ASSIGNMENT = Update the Angolan railway text from the words "The government is" through the words "to transport goods.", replacing "goods" with "freight".

SELECTED PASSAGE =

The two governments have signed five agreements on the
training of railway personnel, operations material, company
management, the supply of equipment and the rehabilitation
of workshops. The equipment includes 39 carriages, two restaurant
cars, two luggage wagons and a railway first aid facility.
Minister of Transport André Luís Brandão
said the agreements followed a visit to Angola by Indian
technicians in 2004. He said the investment covered only
equipment, the repair of workshops and personnel training,
not the rehabilitation of the line.
‘We have been surviving with the equipment we had
and a few engines bought shortly after independence,’ the
Minster said, but now the line was going to be modernised.
The timetable for the implementation of the agreements
was eighteen months, he said, and the rehabilitation of the
line would be part of another programme.
‘As you know, we have had an emergency programme.
We have completed the stretch between Namibe and Matala,
and work is being completed between the Bêro River
and Gerául. So this is work that is already in the
final phase,’ he said. With regard to the rehabilitation
of the Matala-Menongue line, he said that too would be modernised
this year. The financial resources for starting work on that
segment were already assured, he said.
The government is giving priority to the repair of the
Lubango and Santa Clara roads and the line to Menongue, so
as to make it easier to transport goods.

DATA PROVIDED =
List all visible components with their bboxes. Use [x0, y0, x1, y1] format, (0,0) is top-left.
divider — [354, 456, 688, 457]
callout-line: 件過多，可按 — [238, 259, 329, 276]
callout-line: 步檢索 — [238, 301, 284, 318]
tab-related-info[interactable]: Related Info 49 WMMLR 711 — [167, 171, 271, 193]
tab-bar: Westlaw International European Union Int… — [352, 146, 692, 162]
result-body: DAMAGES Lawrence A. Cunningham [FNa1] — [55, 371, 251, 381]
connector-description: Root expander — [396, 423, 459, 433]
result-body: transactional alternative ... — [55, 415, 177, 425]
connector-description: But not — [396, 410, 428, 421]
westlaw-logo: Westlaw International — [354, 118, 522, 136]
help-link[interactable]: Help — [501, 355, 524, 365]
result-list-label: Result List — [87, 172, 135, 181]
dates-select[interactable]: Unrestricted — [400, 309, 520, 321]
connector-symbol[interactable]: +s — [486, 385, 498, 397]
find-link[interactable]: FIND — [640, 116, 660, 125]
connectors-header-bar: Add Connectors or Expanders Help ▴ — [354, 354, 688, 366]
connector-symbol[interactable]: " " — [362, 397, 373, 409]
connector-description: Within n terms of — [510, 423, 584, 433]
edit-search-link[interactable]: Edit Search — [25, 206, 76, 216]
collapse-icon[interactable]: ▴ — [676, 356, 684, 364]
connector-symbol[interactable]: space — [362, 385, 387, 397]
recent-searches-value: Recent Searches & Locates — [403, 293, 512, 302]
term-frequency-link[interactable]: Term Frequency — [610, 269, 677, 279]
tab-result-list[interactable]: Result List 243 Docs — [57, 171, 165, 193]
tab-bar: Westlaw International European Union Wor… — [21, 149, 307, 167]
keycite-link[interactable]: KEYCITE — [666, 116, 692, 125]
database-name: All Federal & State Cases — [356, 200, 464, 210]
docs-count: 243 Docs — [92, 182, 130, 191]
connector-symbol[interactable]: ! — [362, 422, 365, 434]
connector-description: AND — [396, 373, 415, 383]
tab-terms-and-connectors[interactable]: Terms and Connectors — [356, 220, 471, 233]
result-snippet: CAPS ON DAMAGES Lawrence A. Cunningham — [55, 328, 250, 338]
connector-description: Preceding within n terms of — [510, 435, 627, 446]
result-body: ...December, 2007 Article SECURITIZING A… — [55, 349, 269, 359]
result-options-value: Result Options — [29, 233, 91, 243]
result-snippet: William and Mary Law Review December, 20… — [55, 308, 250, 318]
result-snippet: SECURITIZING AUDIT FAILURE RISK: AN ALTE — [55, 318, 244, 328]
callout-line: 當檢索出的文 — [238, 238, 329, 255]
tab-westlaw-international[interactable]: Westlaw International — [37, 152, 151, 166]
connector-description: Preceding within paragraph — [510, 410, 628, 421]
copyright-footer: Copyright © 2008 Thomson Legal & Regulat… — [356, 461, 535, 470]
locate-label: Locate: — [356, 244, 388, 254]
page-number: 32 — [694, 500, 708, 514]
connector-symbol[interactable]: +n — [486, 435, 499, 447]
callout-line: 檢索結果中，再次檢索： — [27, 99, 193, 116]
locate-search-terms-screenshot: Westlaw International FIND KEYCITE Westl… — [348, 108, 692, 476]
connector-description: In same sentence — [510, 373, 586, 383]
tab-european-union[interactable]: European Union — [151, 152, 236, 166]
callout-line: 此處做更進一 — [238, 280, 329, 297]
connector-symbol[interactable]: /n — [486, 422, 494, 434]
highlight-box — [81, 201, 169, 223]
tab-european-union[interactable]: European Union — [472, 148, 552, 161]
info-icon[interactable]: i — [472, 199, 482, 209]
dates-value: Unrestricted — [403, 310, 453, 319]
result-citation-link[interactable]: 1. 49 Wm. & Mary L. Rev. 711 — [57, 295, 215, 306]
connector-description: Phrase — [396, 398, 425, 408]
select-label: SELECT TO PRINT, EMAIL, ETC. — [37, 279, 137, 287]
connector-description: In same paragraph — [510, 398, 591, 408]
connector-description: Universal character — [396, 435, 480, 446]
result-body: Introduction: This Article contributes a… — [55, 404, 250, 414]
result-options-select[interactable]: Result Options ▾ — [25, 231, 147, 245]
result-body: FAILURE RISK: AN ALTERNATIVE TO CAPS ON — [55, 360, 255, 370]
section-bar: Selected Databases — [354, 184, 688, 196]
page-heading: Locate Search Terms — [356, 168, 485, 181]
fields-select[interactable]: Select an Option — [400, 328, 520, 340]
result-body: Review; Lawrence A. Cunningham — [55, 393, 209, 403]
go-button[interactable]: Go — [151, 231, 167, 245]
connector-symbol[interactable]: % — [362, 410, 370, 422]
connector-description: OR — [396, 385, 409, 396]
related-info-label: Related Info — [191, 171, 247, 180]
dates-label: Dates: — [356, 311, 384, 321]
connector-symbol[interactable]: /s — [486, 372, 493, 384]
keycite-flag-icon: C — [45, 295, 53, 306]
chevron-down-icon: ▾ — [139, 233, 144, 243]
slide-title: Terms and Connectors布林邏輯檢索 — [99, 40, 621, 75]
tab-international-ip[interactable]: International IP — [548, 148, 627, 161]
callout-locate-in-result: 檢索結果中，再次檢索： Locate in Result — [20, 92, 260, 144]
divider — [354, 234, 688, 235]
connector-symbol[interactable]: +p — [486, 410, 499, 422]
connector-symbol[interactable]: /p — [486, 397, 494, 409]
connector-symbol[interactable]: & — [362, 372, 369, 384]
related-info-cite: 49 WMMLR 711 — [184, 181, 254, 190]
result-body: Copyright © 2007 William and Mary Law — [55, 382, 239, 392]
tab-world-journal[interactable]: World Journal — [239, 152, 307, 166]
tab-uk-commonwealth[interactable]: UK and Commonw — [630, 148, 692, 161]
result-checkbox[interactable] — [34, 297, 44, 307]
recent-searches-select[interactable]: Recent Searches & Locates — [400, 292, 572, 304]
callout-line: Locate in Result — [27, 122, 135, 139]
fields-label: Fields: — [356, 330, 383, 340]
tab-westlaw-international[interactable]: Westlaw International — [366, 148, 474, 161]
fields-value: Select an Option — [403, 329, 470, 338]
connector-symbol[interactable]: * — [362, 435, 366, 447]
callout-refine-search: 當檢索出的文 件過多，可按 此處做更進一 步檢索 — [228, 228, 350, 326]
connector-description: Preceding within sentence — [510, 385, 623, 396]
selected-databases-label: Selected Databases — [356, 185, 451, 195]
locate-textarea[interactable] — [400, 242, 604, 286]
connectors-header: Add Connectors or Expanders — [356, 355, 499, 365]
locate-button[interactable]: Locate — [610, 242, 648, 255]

YOUR RESPONSE =
The government is giving priority to the repair of the
Lubango and Santa Clara roads and the line to Menongue, so
as to make it easier to transport freight.